**WORK TO COMPLETE:**
- a) Rewrite the paragraph of the commentary on Camille Paglia that begins "I am always happy to read" as a shorter paragraph, keeping its main facts.
- b) Answer these questions from the commentary on Camille Paglia:
(i) What does the writer say Paglia's views are for the writer?
(ii) Who interviewed Paglia in the video Reason Magazine released?
(iii) In the quoted remarks, which place does Paglia say has "nothing like this"?
- c) Resume the commentary on Camille Paglia's interview, starting after its last sentence.

**EXERCISE PASSAGE:**

I am always happy to read a new piece by Camille Paglia. Few
American academics have her intellectual courage and integrity.
At times, her views coincide with mine. At times, they are
diametrically opposed. But, they are always well-thought out and well
expressed.
When it comes to the general condition of today’s college
student, she, an active professor, has a much better immediate take on the
situation than I do.
For me, her views are something of a reality test.
Yesterday, Reason Magazine released a video in which Paglia
was interviewed by Nick Gillespie. For those who have less time, the magazine
included a transcript after the video.
Many of Paglia’s most salient remarks concern today’s
college students.
She opens with a discussion of the current
furor over rape culture. Dare I say, she is not sympathetic to the notion that
women, in particular, should not feel responsible for the consequences of their
behavior.
She is not saying that women should not be able to do
foolish things. She is saying that they should understand that sometimes more
foolish actions lead to very bad outcomes.
In Paglia’s words:
I'm
talking about this new reclassification of people getting drunk, going on a
date, going to fraternity houses, and women not taking responsibility for their own behavior. I said that gay men for
thousands of years have been going out and having sex with strangers
everywhere. They know they can be beaten up. They know they can be killed. What
is this where women are, "Oh, we must be protected against even our
foolish choices. It's up to men to…" This is ridiculous. This is an
intrusion into the civil liberties of young people that have this kind of
vampiric parent figures and the administrators hovering, watching, supervising
people's sex lives. In Europe, there's nothing like this. There's no idea that
the University of Paris is concerned about the dating lives of damn students.

**DATA FOR REVIEW:**
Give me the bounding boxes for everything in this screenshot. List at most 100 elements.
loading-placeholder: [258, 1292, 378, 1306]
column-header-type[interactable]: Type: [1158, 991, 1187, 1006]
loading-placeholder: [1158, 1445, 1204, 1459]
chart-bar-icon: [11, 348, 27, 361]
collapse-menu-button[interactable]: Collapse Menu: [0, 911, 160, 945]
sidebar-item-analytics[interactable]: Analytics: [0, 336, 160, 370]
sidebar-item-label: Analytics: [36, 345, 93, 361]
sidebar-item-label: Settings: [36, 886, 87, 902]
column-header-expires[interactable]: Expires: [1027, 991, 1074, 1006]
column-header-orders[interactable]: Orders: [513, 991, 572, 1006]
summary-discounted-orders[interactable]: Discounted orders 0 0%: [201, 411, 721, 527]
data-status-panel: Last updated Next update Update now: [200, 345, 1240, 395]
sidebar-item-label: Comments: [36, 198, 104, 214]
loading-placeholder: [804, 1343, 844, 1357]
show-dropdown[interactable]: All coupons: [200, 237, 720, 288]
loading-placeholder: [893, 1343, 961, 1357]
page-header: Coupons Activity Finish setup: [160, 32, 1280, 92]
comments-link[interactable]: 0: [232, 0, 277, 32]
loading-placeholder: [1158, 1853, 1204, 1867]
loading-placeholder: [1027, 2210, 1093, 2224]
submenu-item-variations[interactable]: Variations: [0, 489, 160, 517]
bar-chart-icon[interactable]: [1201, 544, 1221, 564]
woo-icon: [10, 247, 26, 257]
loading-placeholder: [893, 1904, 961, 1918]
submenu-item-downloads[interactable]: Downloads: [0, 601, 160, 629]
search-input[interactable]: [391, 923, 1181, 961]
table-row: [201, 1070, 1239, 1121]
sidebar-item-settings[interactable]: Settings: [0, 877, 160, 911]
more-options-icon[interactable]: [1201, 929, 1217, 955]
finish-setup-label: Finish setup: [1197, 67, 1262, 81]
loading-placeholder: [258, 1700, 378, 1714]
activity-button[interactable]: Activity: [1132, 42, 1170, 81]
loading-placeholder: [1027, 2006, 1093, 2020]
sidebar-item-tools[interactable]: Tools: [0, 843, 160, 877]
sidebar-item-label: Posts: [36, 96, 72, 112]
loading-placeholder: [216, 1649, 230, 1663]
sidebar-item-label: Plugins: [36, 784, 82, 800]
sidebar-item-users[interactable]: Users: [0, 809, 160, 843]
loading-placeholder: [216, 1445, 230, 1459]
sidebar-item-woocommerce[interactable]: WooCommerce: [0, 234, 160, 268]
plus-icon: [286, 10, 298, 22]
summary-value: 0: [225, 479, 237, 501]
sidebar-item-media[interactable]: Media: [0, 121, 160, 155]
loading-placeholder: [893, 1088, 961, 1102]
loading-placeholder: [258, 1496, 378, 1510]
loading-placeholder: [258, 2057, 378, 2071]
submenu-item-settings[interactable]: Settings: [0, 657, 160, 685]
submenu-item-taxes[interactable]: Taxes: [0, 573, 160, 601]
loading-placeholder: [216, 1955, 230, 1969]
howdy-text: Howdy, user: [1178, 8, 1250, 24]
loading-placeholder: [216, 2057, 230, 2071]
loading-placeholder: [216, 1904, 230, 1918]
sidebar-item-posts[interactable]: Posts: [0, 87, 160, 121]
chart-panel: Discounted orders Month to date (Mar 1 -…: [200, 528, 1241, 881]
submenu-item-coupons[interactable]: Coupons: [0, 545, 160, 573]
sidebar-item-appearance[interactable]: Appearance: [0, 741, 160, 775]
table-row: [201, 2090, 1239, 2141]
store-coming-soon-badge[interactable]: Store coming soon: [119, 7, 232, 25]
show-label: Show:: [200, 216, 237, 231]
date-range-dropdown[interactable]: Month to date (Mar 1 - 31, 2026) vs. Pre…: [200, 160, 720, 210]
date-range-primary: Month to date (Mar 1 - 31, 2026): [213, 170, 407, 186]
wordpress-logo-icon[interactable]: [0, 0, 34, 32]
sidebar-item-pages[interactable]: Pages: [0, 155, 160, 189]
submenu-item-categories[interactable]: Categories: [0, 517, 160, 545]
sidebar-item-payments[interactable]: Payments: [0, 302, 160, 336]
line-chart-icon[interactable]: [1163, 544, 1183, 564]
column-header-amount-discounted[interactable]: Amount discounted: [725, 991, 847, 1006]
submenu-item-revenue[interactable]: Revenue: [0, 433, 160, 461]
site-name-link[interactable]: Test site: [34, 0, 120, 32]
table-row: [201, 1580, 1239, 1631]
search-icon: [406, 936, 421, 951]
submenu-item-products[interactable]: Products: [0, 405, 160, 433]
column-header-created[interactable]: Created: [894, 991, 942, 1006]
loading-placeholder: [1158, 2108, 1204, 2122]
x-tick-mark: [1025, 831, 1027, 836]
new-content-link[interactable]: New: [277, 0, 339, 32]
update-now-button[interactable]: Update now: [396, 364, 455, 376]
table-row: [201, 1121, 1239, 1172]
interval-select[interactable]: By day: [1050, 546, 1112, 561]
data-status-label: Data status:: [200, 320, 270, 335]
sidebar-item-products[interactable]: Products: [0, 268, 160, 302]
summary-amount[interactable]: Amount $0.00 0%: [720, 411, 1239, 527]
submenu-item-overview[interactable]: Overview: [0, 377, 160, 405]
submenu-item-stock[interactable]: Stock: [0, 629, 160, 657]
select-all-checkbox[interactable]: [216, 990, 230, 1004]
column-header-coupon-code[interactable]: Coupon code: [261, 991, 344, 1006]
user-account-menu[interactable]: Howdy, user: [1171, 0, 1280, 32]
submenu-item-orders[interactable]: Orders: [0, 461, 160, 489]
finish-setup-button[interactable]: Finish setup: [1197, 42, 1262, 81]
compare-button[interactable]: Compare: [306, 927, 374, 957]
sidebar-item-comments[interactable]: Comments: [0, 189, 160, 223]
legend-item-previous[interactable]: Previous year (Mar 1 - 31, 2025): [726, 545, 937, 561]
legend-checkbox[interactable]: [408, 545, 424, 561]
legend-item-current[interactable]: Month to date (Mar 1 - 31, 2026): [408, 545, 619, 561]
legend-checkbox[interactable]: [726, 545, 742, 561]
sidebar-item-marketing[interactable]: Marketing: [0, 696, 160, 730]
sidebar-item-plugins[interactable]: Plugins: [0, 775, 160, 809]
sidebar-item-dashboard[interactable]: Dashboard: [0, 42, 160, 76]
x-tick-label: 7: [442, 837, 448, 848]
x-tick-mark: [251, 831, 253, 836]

**RESPONSES:**
- a) The writer is always glad to read new work by Camille Paglia, one of the few American academics with intellectual courage and integrity. Her views sometimes match the writer's and sometimes are diametrically opposed, but they are always well thought out and well expressed.

- b)
(i) Something of a reality test.
(ii) Nick Gillespie.
(iii) Europe.

- c)
She continues:
Well,
in my point of view, no college administration should be taking any interest
whatever in the social lives of the students. None! If a crime's committed on
campus, it should always be reported to the police. I absolutely do not agree
with any committees investigating any charge of sexual assault. Either it's a
real crime, or it's not a real crime. Get the hell out. So you get this
expansion of the campus bureaucracy with this Stalinist oversight. But the
students have been raised with helicopter parents. They want it. The students
of today—they're utterly uninformed, not necessarily at my school, the art
school, I'm talking about the elite schools.
If universities should not be in the business of policing
student behavior, they should be in the business of forming young minds. There,
according to Paglia, they have failed miserably:
Now,
I've encountered these graduates of Harvard, Yale, the University of
Pennsylvania, and Princeton, I've encountered them in the media, and people in
their 30s now, some of them, their minds are like Jell-O. They know nothing!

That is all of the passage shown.